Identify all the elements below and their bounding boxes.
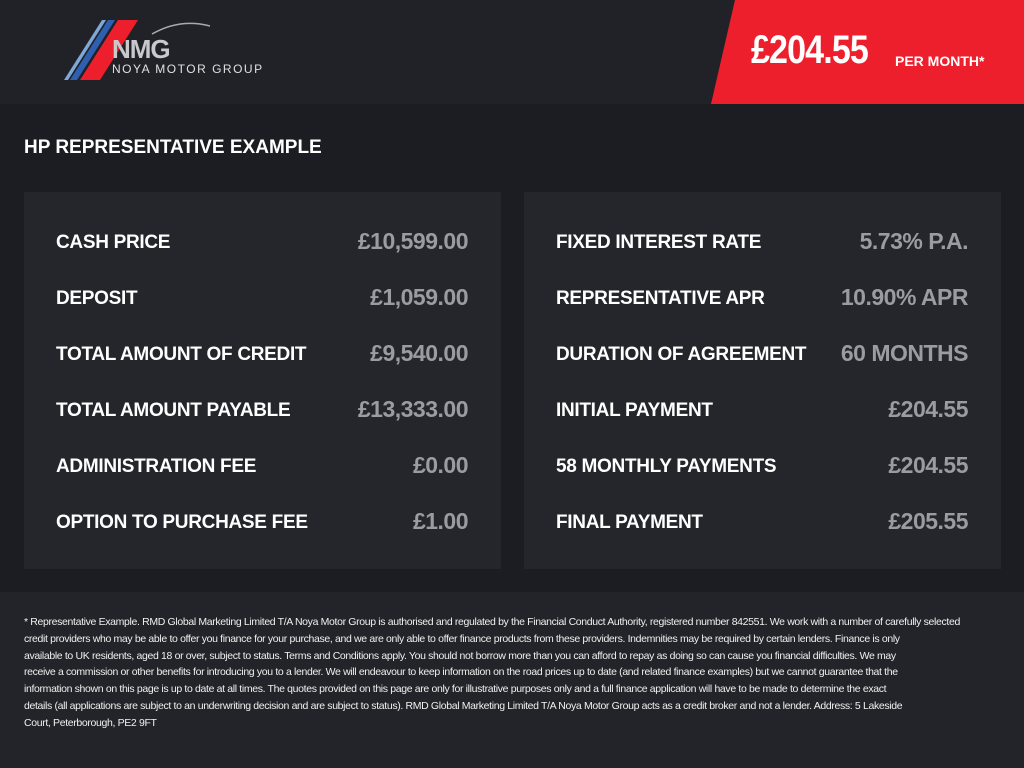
finance-value: £204.55 [888,396,968,422]
finance-label: REPRESENTATIVE APR [556,288,765,309]
finance-value: 10.90% APR [840,284,969,310]
finance-label: OPTION TO PURCHASE FEE [56,512,308,533]
finance-label: INITIAL PAYMENT [556,400,713,421]
price-banner: £204.55 PER MONTH* [711,0,1024,104]
logo-text: NMG [112,34,171,64]
finance-row: DEPOSIT £1,059.00 [56,284,468,314]
per-month-label: PER MONTH* [895,53,985,69]
finance-row: FIXED INTEREST RATE 5.73% P.A. [556,228,969,258]
disclaimer-line: credit providers who may be able to offe… [24,632,900,645]
disclaimer-line: Court, Peterborough, PE2 9FT [24,716,157,729]
finance-value: £204.55 [888,452,968,478]
finance-value: £10,599.00 [357,228,469,254]
finance-row: DURATION OF AGREEMENT 60 MONTHS [556,340,969,370]
finance-value: £1.00 [412,508,469,534]
finance-value: 60 MONTHS [840,340,969,366]
monthly-price: £204.55 [751,28,869,72]
finance-label: FINAL PAYMENT [556,512,703,533]
finance-label: DEPOSIT [56,288,138,309]
logo: NMG NOYA MOTOR GROUP [60,18,300,88]
disclaimer: * Representative Example. RMD Global Mar… [0,592,1024,768]
logo-stripes-icon [64,20,211,80]
disclaimer-line: * Representative Example. RMD Global Mar… [24,616,960,628]
disclaimer-line: available to UK residents, aged 18 or ov… [24,649,896,662]
disclaimer-line: receive a commission or other benefits f… [24,666,898,679]
finance-label: ADMINISTRATION FEE [56,456,257,477]
finance-label: 58 MONTHLY PAYMENTS [556,456,777,477]
left-finance-panel: CASH PRICE £10,599.00 DEPOSIT £1,059.00 TOTA… [24,192,501,569]
finance-label: DURATION OF AGREEMENT [556,344,807,365]
finance-label: FIXED INTEREST RATE [556,232,762,253]
finance-row: TOTAL AMOUNT OF CREDIT £9,540.00 [56,340,468,370]
finance-row: INITIAL PAYMENT £204.55 [556,396,968,426]
logo-subtitle: NOYA MOTOR GROUP [112,62,264,76]
finance-row: TOTAL AMOUNT PAYABLE £13,333.00 [56,396,469,426]
disclaimer-line: details (all applications are subject to… [24,700,903,712]
finance-row: OPTION TO PURCHASE FEE £1.00 [56,508,469,538]
finance-row: 58 MONTHLY PAYMENTS £204.55 [556,452,968,482]
finance-label: TOTAL AMOUNT OF CREDIT [56,344,307,365]
right-finance-panel: FIXED INTEREST RATE 5.73% P.A. REPRESENTAT… [524,192,1001,569]
disclaimer-line: information shown on this page is up to … [24,683,887,696]
finance-value: £0.00 [412,452,469,478]
finance-row: CASH PRICE £10,599.00 [56,228,469,258]
page-title: HP REPRESENTATIVE EXAMPLE [24,137,322,158]
finance-value: 5.73% P.A. [859,228,969,254]
finance-value: £205.55 [888,508,968,534]
finance-row: REPRESENTATIVE APR 10.90% APR [556,284,969,314]
finance-row: FINAL PAYMENT £205.55 [556,508,968,538]
finance-value: £9,540.00 [370,340,468,366]
finance-label: CASH PRICE [56,232,171,253]
finance-value: £1,059.00 [370,284,468,310]
finance-label: TOTAL AMOUNT PAYABLE [56,400,291,421]
header: NMG NOYA MOTOR GROUP £204.55 PER MONTH* [0,0,1024,104]
finance-row: ADMINISTRATION FEE £0.00 [56,452,469,482]
finance-value: £13,333.00 [357,396,469,422]
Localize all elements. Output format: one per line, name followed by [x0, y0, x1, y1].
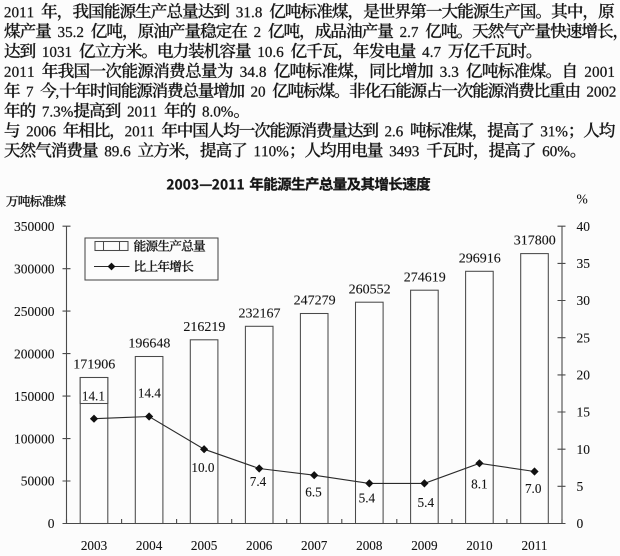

= = = = = = =

Exercise:
Print all of the entries above line for line, with the pictures left out.

Output of the exercise:
Identify all the elements below and their bounding boxes.
finance-value: £204.55 [888,396,968,422]
finance-label: REPRESENTATIVE APR [556,288,765,309]
finance-value: 10.90% APR [840,284,969,310]
finance-label: OPTION TO PURCHASE FEE [56,512,308,533]
finance-label: INITIAL PAYMENT [556,400,713,421]
price-banner: £204.55 PER MONTH* [711,0,1024,104]
logo-text: NMG [112,34,171,64]
finance-row: DEPOSIT £1,059.00 [56,284,468,314]
per-month-label: PER MONTH* [895,53,985,69]
finance-row: FIXED INTEREST RATE 5.73% P.A. [556,228,969,258]
disclaimer-line: credit providers who may be able to offe… [24,632,900,645]
disclaimer-line: Court, Peterborough, PE2 9FT [24,716,157,729]
finance-value: £204.55 [888,452,968,478]
finance-value: £10,599.00 [357,228,469,254]
finance-row: DURATION OF AGREEMENT 60 MONTHS [556,340,969,370]
finance-value: £1.00 [412,508,469,534]
finance-value: 60 MONTHS [840,340,969,366]
monthly-price: £204.55 [751,28,869,72]
finance-label: FINAL PAYMENT [556,512,703,533]
finance-label: DEPOSIT [56,288,138,309]
logo: NMG NOYA MOTOR GROUP [60,18,300,88]
disclaimer: * Representative Example. RMD Global Mar… [0,592,1024,768]
logo-stripes-icon [64,20,211,80]
disclaimer-line: * Representative Example. RMD Global Mar… [24,616,960,628]
disclaimer-line: available to UK residents, aged 18 or ov… [24,649,896,662]
disclaimer-line: receive a commission or other benefits f… [24,666,898,679]
finance-label: ADMINISTRATION FEE [56,456,257,477]
finance-label: 58 MONTHLY PAYMENTS [556,456,777,477]
left-finance-panel: CASH PRICE £10,599.00 DEPOSIT £1,059.00 TOTA… [24,192,501,569]
finance-label: DURATION OF AGREEMENT [556,344,807,365]
finance-label: FIXED INTEREST RATE [556,232,762,253]
finance-row: TOTAL AMOUNT OF CREDIT £9,540.00 [56,340,468,370]
finance-row: INITIAL PAYMENT £204.55 [556,396,968,426]
logo-subtitle: NOYA MOTOR GROUP [112,62,264,76]
finance-row: TOTAL AMOUNT PAYABLE £13,333.00 [56,396,469,426]
disclaimer-line: details (all applications are subject to… [24,700,903,712]
finance-row: OPTION TO PURCHASE FEE £1.00 [56,508,469,538]
finance-row: 58 MONTHLY PAYMENTS £204.55 [556,452,968,482]
finance-label: TOTAL AMOUNT OF CREDIT [56,344,307,365]
right-finance-panel: FIXED INTEREST RATE 5.73% P.A. REPRESENTAT… [524,192,1001,569]
disclaimer-line: information shown on this page is up to … [24,683,887,696]
finance-value: £0.00 [412,452,469,478]
finance-row: CASH PRICE £10,599.00 [56,228,469,258]
page-title: HP REPRESENTATIVE EXAMPLE [24,137,322,158]
finance-value: 5.73% P.A. [859,228,969,254]
finance-value: £205.55 [888,508,968,534]
finance-row: REPRESENTATIVE APR 10.90% APR [556,284,969,314]
finance-row: FINAL PAYMENT £205.55 [556,508,968,538]
finance-value: £9,540.00 [370,340,468,366]
finance-label: CASH PRICE [56,232,171,253]
finance-value: £1,059.00 [370,284,468,310]
finance-label: TOTAL AMOUNT PAYABLE [56,400,291,421]
header: NMG NOYA MOTOR GROUP £204.55 PER MONTH* [0,0,1024,104]
finance-row: ADMINISTRATION FEE £0.00 [56,452,469,482]
finance-value: £13,333.00 [357,396,469,422]
Localize all elements. Output format: one per line, name followed by [x0, y0, x1, y1].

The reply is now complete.